* Exercise:
From the listing below, pull out every line where the string "times" appears.

Stored records

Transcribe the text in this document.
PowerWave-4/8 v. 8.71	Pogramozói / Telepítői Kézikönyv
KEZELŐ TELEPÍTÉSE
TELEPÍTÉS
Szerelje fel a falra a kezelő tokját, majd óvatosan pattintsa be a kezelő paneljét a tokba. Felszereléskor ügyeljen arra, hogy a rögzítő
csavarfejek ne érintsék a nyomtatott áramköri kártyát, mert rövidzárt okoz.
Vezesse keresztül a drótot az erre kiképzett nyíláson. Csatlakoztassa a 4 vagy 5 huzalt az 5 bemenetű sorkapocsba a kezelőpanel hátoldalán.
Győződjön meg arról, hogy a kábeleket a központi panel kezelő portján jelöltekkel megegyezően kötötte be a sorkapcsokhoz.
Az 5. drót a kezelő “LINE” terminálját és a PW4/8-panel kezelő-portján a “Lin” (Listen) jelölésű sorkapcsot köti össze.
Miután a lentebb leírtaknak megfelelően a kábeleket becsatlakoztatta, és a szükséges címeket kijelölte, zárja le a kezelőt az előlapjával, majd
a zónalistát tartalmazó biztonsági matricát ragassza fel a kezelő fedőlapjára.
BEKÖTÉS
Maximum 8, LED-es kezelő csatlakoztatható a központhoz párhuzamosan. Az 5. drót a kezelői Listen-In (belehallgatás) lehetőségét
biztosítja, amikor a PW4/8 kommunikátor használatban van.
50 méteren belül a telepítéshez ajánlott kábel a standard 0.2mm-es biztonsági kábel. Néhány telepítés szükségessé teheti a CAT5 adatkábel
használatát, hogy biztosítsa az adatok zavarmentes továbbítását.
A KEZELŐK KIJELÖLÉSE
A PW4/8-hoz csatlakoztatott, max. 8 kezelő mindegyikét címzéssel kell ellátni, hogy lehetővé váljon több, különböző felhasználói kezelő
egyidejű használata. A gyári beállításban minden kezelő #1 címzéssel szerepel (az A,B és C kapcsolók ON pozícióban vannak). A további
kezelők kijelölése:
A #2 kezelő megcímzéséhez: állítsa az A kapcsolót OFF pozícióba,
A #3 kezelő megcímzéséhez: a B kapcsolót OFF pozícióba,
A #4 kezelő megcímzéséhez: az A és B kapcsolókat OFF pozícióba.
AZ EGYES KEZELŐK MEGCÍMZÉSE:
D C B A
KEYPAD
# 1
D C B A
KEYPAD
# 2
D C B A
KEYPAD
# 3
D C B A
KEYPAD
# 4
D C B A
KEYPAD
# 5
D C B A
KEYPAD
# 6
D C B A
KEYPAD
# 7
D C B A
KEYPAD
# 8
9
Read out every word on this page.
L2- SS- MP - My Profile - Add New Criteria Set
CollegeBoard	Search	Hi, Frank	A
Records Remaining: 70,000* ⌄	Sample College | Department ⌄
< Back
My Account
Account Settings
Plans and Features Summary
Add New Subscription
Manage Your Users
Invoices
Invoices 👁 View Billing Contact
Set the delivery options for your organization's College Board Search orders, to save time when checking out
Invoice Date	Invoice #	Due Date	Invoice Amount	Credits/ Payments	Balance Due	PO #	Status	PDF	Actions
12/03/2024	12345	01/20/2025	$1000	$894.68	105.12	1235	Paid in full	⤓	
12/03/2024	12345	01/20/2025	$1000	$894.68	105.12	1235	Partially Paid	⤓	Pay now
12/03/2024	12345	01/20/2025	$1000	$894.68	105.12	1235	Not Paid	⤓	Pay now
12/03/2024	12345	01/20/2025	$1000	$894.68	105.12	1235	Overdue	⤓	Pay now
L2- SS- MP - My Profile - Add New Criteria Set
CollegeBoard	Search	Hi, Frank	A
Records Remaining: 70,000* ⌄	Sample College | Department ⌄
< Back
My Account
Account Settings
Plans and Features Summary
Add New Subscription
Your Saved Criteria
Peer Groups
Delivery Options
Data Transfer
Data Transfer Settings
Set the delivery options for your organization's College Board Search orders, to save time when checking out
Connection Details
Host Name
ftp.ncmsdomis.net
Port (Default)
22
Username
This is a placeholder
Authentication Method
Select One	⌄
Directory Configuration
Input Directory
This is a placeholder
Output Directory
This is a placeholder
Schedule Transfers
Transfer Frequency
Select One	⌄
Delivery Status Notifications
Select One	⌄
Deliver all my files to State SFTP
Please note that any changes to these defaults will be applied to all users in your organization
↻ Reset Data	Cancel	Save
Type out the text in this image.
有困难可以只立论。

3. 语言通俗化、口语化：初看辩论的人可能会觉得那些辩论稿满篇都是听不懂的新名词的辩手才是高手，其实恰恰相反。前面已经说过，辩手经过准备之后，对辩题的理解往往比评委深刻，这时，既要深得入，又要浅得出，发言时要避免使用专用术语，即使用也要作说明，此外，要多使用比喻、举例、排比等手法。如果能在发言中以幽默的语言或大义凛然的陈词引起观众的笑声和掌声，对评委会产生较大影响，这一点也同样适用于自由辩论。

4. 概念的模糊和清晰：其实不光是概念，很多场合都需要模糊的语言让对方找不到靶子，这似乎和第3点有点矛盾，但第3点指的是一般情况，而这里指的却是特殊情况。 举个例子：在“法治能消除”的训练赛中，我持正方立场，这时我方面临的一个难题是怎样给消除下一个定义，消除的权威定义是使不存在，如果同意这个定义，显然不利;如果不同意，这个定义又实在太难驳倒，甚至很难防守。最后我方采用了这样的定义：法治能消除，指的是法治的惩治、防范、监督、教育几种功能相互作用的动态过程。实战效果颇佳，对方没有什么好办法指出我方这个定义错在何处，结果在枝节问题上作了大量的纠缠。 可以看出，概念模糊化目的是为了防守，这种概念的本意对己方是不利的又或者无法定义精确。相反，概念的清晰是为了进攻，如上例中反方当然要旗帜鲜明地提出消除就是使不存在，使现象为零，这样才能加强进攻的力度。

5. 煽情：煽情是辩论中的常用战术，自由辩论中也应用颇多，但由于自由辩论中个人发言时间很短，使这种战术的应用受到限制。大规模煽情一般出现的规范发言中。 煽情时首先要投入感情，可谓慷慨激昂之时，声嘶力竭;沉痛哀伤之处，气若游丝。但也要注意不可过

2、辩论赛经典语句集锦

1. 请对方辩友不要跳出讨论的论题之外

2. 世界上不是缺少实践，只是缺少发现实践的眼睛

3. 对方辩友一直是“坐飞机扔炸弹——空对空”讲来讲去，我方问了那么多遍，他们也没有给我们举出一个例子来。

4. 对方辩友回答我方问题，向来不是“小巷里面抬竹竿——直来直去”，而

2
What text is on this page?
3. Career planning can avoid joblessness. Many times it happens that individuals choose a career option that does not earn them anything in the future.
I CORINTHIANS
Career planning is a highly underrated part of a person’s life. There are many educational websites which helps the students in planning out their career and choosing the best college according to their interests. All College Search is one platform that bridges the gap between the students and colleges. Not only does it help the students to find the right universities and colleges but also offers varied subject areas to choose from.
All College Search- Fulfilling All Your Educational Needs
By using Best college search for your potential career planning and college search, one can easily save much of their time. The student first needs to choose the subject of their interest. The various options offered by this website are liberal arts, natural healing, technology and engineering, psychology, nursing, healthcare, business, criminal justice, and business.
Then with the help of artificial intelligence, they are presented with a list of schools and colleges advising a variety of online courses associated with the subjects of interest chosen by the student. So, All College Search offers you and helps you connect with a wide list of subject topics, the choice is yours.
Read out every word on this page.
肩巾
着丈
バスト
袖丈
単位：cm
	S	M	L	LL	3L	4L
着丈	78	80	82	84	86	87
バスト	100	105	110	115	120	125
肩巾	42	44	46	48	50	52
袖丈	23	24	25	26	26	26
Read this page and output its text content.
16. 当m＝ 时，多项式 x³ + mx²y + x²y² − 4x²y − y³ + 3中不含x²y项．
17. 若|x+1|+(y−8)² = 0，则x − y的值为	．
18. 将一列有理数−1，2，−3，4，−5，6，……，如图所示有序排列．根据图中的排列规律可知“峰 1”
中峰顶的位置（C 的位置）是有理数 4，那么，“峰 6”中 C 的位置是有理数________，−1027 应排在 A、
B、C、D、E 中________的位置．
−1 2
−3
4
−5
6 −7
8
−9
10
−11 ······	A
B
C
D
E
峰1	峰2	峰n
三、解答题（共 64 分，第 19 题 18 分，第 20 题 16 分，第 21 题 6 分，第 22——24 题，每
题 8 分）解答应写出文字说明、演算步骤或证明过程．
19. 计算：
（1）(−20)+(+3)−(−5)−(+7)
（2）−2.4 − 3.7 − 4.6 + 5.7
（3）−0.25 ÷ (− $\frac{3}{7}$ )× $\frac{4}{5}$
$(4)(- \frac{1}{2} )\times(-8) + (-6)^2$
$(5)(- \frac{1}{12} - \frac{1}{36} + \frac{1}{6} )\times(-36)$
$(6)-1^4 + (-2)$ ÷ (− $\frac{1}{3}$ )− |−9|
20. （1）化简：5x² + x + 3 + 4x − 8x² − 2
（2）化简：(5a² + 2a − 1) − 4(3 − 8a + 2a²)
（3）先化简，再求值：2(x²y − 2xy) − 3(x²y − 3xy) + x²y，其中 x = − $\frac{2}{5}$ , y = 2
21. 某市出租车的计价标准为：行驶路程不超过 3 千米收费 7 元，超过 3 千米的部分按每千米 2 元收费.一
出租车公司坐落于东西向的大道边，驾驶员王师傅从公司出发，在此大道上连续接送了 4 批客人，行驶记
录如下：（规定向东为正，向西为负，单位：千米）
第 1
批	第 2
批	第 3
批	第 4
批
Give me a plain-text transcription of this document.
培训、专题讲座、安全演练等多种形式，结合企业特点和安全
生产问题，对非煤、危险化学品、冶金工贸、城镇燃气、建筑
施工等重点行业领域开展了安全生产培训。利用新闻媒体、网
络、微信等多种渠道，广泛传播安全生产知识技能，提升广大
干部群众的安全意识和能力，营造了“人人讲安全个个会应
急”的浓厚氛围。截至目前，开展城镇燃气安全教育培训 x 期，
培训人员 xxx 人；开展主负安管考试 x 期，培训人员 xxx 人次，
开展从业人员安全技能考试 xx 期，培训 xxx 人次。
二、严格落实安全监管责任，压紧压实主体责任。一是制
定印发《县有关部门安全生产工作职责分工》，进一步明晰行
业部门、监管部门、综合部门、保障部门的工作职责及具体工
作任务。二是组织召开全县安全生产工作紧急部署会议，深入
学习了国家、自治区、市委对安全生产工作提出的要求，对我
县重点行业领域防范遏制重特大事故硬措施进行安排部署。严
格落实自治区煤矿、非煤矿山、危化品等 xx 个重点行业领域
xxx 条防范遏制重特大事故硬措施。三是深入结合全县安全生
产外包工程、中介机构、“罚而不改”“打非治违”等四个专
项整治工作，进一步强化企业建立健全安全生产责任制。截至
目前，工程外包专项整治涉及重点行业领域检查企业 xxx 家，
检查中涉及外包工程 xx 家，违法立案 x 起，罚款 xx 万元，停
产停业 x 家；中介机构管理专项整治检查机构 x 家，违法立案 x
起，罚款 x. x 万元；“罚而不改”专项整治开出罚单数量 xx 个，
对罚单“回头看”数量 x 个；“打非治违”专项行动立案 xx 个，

* Response to the exercise:
3. Career planning can avoid joblessness. Many times it happens that individuals choose a career option that does not earn them anything in the future.
$(4)(- \frac{1}{2} )\times(-8) + (-6)^2$
$(5)(- \frac{1}{12} - \frac{1}{36} + \frac{1}{6} )\times(-36)$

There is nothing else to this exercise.